* [Exercise objective] Repeat every line of the data exactly, but not the pictures.

§

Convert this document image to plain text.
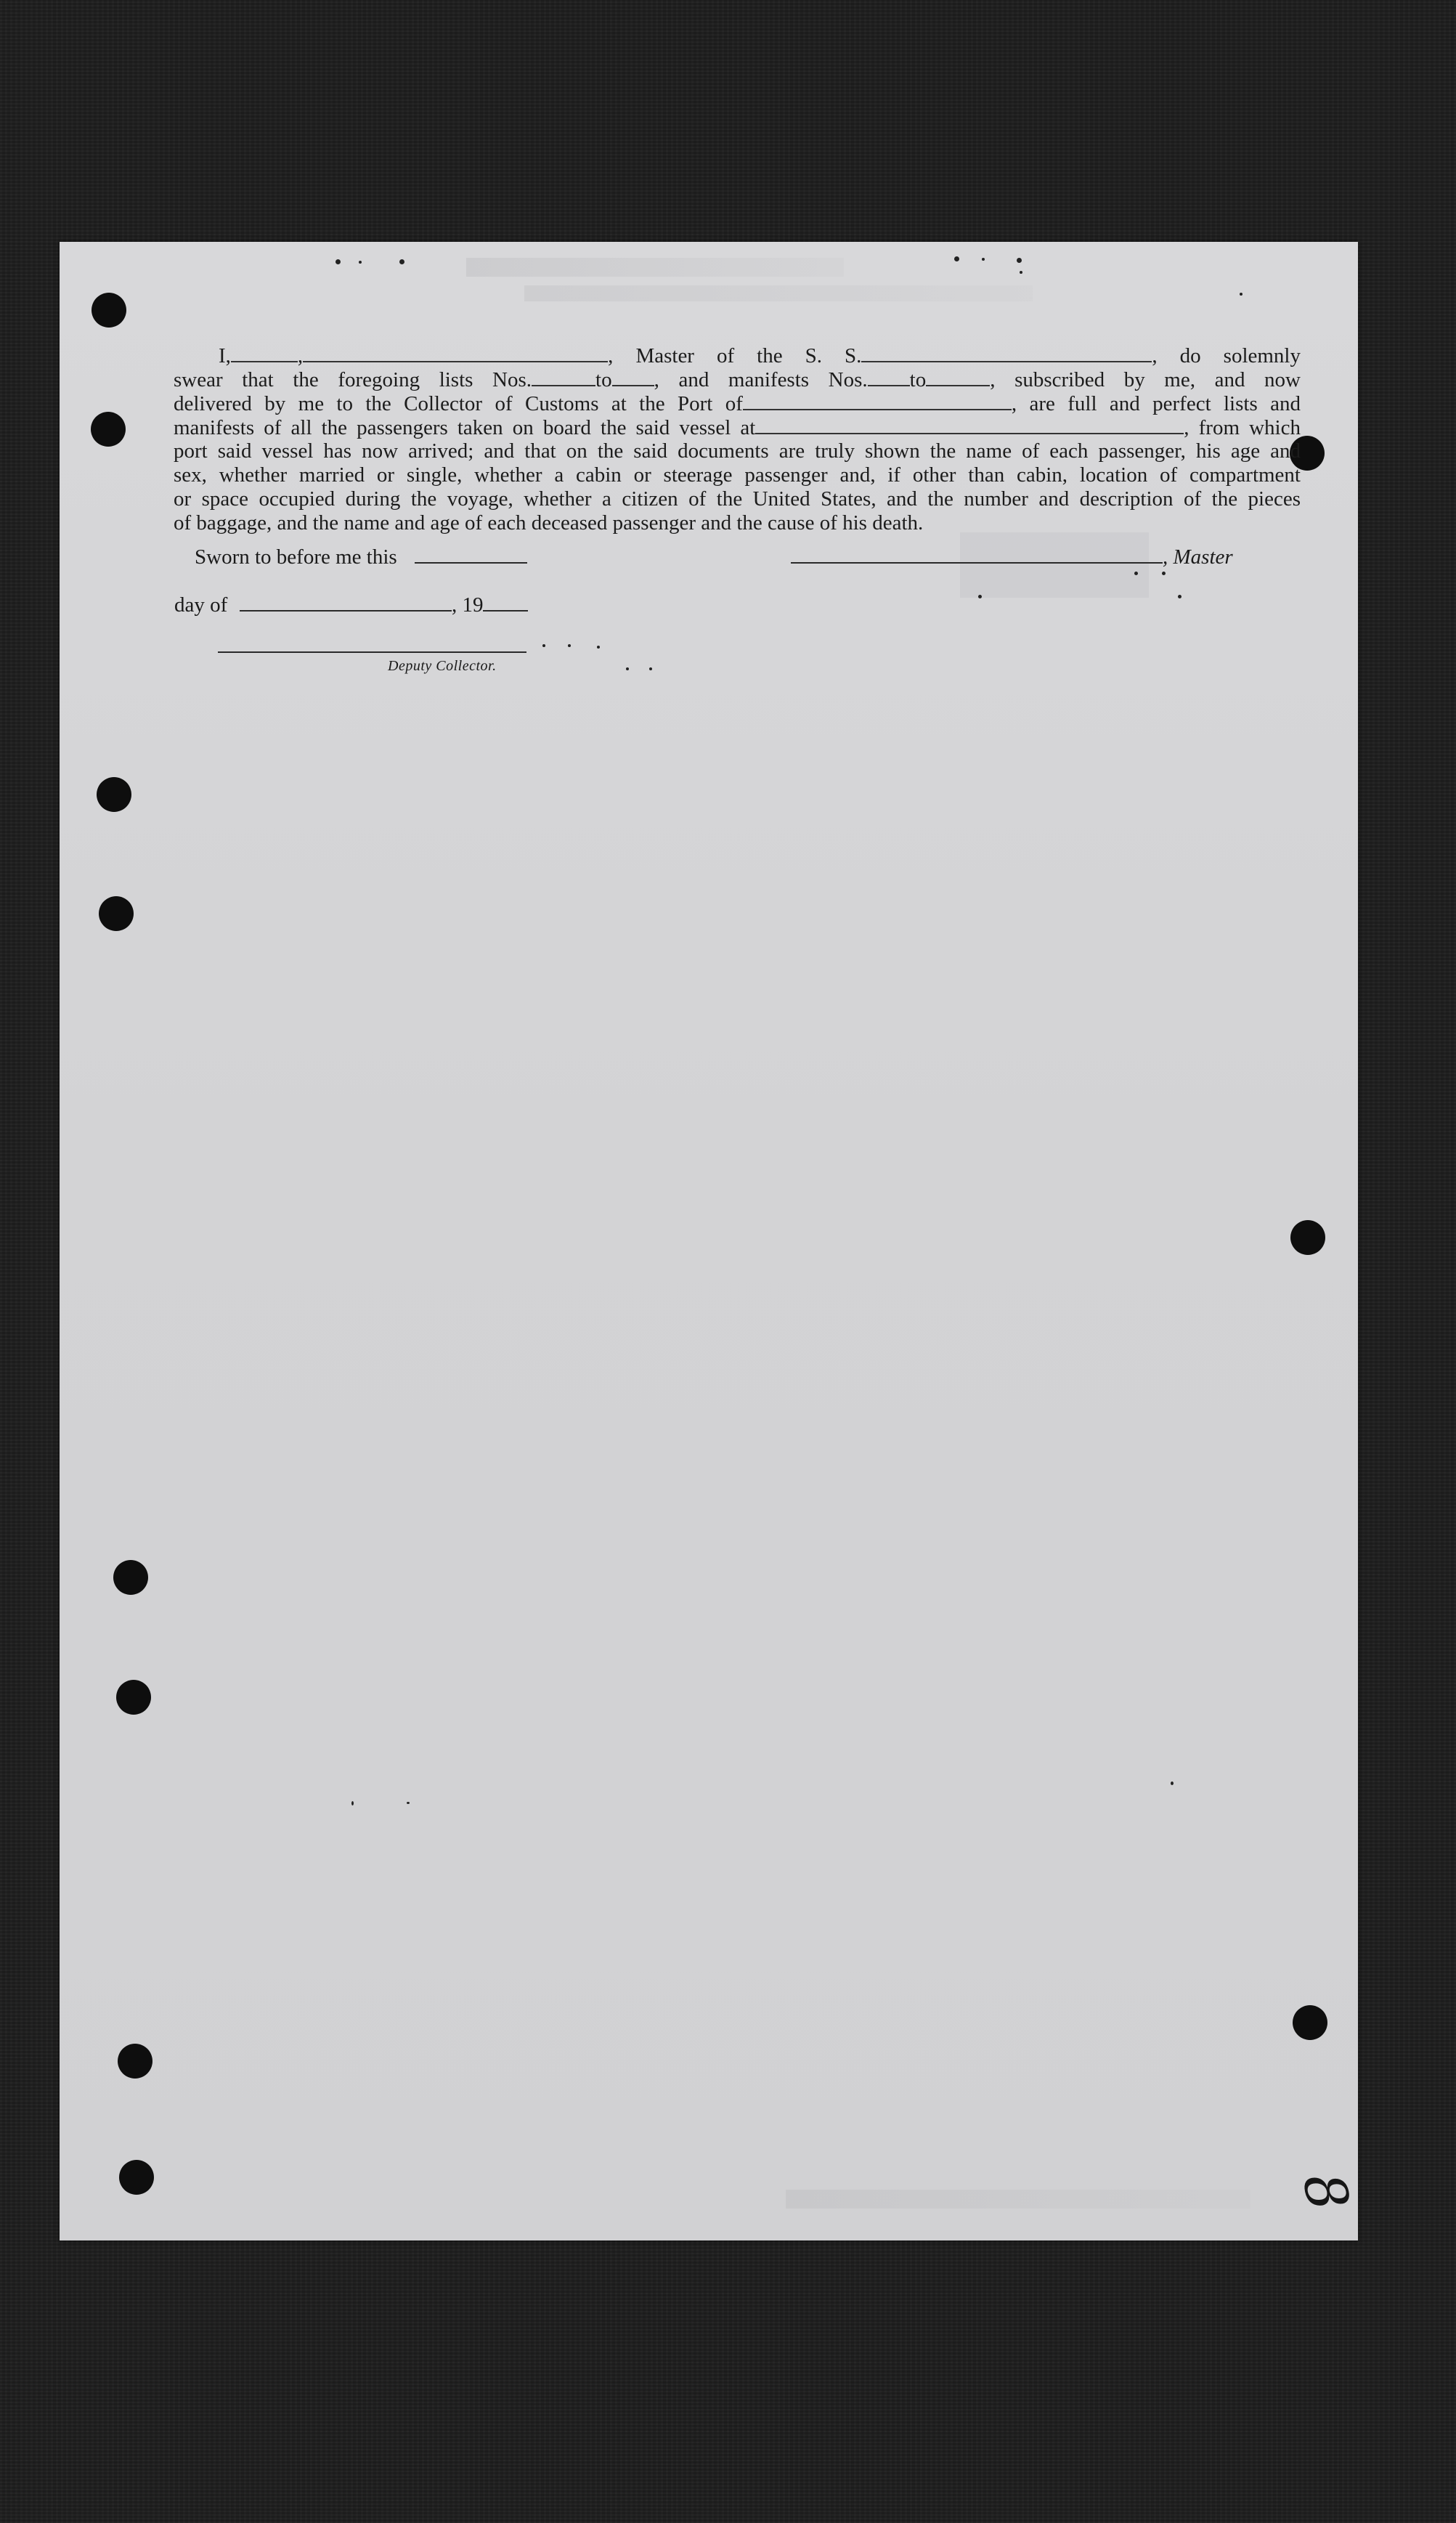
I,	,	, Master of the S. S.	, do solemnly
swear that the foregoing lists Nos.	to , and manifests Nos. to	, subscribed by me, and now
delivered by me to the Collector of Customs at the Port of	, are full and perfect lists and
manifests of all the passengers taken on board the said vessel at	, from which
port said vessel has now arrived; and that on the said documents are truly shown the name of each passenger, his age and
sex, whether married or single, whether a cabin or steerage passenger and, if other than cabin, location of compartment
or space occupied during the voyage, whether a citizen of the United States, and the number and description of the pieces
of baggage, and the name and age of each deceased passenger and the cause of his death.
Sworn to before me this	, Master
day of	, 19
Deputy Collector.
8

§

* [Reply]
Convert this document image to plain text.
I,	,	, Master of the S. S.	, do solemnly
swear that the foregoing lists Nos.	to , and manifests Nos. to	, subscribed by me, and now
delivered by me to the Collector of Customs at the Port of	, are full and perfect lists and
manifests of all the passengers taken on board the said vessel at	, from which
port said vessel has now arrived; and that on the said documents are truly shown the name of each passenger, his age and
sex, whether married or single, whether a cabin or steerage passenger and, if other than cabin, location of compartment
or space occupied during the voyage, whether a citizen of the United States, and the number and description of the pieces
of baggage, and the name and age of each deceased passenger and the cause of his death.
Sworn to before me this	, Master
day of	, 19
Deputy Collector.
8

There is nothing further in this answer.